Excerpts from a figure dataset:
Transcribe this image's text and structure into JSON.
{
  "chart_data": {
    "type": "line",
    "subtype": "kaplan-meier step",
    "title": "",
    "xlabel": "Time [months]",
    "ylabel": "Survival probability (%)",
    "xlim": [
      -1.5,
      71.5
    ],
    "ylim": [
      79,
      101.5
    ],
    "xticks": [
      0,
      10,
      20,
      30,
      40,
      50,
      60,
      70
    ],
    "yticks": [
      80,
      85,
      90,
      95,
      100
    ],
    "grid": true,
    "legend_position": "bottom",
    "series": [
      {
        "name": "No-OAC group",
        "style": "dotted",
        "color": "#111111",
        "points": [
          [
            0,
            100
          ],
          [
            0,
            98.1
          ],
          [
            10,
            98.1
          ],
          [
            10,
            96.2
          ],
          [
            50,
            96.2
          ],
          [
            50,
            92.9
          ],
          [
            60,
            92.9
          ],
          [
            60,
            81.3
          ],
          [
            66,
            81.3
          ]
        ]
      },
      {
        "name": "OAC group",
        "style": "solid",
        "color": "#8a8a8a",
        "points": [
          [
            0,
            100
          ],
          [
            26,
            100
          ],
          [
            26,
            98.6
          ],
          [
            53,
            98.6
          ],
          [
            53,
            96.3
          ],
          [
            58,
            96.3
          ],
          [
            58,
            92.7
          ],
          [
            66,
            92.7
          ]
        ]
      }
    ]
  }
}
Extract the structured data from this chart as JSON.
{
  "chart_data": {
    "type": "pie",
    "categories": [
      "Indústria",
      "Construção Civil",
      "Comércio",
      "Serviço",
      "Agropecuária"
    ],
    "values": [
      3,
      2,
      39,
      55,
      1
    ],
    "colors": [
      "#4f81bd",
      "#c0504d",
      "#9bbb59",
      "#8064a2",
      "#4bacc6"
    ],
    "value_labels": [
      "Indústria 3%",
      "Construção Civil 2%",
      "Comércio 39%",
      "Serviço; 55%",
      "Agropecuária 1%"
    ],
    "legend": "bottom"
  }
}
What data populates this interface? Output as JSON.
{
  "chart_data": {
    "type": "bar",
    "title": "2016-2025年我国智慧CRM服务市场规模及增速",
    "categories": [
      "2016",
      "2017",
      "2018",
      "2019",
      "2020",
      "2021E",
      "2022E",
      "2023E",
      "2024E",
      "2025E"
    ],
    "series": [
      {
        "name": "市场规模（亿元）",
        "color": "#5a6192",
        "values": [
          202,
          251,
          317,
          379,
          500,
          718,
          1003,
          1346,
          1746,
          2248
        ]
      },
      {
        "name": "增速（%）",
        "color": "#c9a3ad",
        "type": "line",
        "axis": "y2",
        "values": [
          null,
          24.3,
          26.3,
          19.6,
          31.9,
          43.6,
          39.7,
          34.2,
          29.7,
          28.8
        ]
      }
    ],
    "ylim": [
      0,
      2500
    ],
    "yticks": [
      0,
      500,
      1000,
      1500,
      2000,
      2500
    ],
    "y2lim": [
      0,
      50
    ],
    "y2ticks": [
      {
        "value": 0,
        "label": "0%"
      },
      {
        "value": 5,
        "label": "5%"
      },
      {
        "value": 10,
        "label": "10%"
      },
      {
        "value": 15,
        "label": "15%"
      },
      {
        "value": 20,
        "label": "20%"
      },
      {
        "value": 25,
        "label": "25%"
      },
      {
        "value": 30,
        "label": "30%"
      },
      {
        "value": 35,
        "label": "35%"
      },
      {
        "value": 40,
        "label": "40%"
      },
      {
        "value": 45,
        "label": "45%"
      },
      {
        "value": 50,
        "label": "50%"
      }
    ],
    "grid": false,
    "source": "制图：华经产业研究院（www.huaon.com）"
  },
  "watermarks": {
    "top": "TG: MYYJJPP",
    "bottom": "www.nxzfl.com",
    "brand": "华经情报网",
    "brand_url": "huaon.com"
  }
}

--- Exercise description ---
Nothing should be left out: return all of the records exactly.

--- Solution below ---
Transcribe this image's text and structure into JSON.
{
  "chart_data": {
    "type": "line",
    "subtype": "kaplan-meier step",
    "title": "",
    "xlabel": "Time [months]",
    "ylabel": "Survival probability (%)",
    "xlim": [
      -1.5,
      71.5
    ],
    "ylim": [
      79,
      101.5
    ],
    "xticks": [
      0,
      10,
      20,
      30,
      40,
      50,
      60,
      70
    ],
    "yticks": [
      80,
      85,
      90,
      95,
      100
    ],
    "grid": true,
    "legend_position": "bottom",
    "series": [
      {
        "name": "No-OAC group",
        "style": "dotted",
        "color": "#111111",
        "points": [
          [
            0,
            100
          ],
          [
            0,
            98.1
          ],
          [
            10,
            98.1
          ],
          [
            10,
            96.2
          ],
          [
            50,
            96.2
          ],
          [
            50,
            92.9
          ],
          [
            60,
            92.9
          ],
          [
            60,
            81.3
          ],
          [
            66,
            81.3
          ]
        ]
      },
      {
        "name": "OAC group",
        "style": "solid",
        "color": "#8a8a8a",
        "points": [
          [
            0,
            100
          ],
          [
            26,
            100
          ],
          [
            26,
            98.6
          ],
          [
            53,
            98.6
          ],
          [
            53,
            96.3
          ],
          [
            58,
            96.3
          ],
          [
            58,
            92.7
          ],
          [
            66,
            92.7
          ]
        ]
      }
    ]
  }
}
Extract the structured data from this chart as JSON.
{
  "chart_data": {
    "type": "pie",
    "categories": [
      "Indústria",
      "Construção Civil",
      "Comércio",
      "Serviço",
      "Agropecuária"
    ],
    "values": [
      3,
      2,
      39,
      55,
      1
    ],
    "colors": [
      "#4f81bd",
      "#c0504d",
      "#9bbb59",
      "#8064a2",
      "#4bacc6"
    ],
    "value_labels": [
      "Indústria 3%",
      "Construção Civil 2%",
      "Comércio 39%",
      "Serviço; 55%",
      "Agropecuária 1%"
    ],
    "legend": "bottom"
  }
}
What data populates this interface? Output as JSON.
{
  "chart_data": {
    "type": "bar",
    "title": "2016-2025年我国智慧CRM服务市场规模及增速",
    "categories": [
      "2016",
      "2017",
      "2018",
      "2019",
      "2020",
      "2021E",
      "2022E",
      "2023E",
      "2024E",
      "2025E"
    ],
    "series": [
      {
        "name": "市场规模（亿元）",
        "color": "#5a6192",
        "values": [
          202,
          251,
          317,
          379,
          500,
          718,
          1003,
          1346,
          1746,
          2248
        ]
      },
      {
        "name": "增速（%）",
        "color": "#c9a3ad",
        "type": "line",
        "axis": "y2",
        "values": [
          null,
          24.3,
          26.3,
          19.6,
          31.9,
          43.6,
          39.7,
          34.2,
          29.7,
          28.8
        ]
      }
    ],
    "ylim": [
      0,
      2500
    ],
    "yticks": [
      0,
      500,
      1000,
      1500,
      2000,
      2500
    ],
    "y2lim": [
      0,
      50
    ],
    "y2ticks": [
      {
        "value": 0,
        "label": "0%"
      },
      {
        "value": 5,
        "label": "5%"
      },
      {
        "value": 10,
        "label": "10%"
      },
      {
        "value": 15,
        "label": "15%"
      },
      {
        "value": 20,
        "label": "20%"
      },
      {
        "value": 25,
        "label": "25%"
      },
      {
        "value": 30,
        "label": "30%"
      },
      {
        "value": 35,
        "label": "35%"
      },
      {
        "value": 40,
        "label": "40%"
      },
      {
        "value": 45,
        "label": "45%"
      },
      {
        "value": 50,
        "label": "50%"
      }
    ],
    "grid": false,
    "source": "制图：华经产业研究院（www.huaon.com）"
  },
  "watermarks": {
    "top": "TG: MYYJJPP",
    "bottom": "www.nxzfl.com",
    "brand": "华经情报网",
    "brand_url": "huaon.com"
  }
}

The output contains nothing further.